WHAT TO PRODUCE:
Scan the data below and report how many lines include the word "color". Nothing else is wanted.

Stored entries:
####

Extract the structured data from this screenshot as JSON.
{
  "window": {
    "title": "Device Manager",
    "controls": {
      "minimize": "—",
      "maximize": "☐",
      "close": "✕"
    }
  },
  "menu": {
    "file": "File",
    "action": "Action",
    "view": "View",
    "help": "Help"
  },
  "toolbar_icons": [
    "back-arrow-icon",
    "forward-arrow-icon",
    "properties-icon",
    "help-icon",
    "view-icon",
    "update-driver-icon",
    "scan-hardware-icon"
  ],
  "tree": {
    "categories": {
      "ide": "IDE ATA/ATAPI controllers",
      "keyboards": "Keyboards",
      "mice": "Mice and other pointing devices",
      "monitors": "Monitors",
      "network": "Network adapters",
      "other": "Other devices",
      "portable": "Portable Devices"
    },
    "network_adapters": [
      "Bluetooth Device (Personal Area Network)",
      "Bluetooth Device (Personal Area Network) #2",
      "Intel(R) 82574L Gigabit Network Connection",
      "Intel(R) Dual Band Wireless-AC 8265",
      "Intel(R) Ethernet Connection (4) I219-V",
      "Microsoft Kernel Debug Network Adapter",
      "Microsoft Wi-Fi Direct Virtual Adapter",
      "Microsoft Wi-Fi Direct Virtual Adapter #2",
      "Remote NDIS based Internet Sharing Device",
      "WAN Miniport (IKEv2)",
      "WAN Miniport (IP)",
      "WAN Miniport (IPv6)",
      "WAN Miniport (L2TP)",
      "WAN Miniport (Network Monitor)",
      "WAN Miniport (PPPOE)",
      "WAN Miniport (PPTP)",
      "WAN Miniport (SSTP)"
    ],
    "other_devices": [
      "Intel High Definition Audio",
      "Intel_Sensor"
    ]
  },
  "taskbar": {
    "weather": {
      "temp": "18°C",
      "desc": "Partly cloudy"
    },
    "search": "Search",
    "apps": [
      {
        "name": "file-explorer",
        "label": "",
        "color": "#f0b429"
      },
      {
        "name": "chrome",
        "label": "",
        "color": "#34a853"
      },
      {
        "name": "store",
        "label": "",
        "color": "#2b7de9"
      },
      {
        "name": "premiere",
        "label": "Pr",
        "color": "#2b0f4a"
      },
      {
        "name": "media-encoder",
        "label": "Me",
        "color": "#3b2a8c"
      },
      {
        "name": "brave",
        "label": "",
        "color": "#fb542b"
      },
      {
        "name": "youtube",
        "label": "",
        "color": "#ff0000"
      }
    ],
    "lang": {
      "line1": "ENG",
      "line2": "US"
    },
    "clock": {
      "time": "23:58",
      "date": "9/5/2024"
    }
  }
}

####

ANSWER BELOW:
7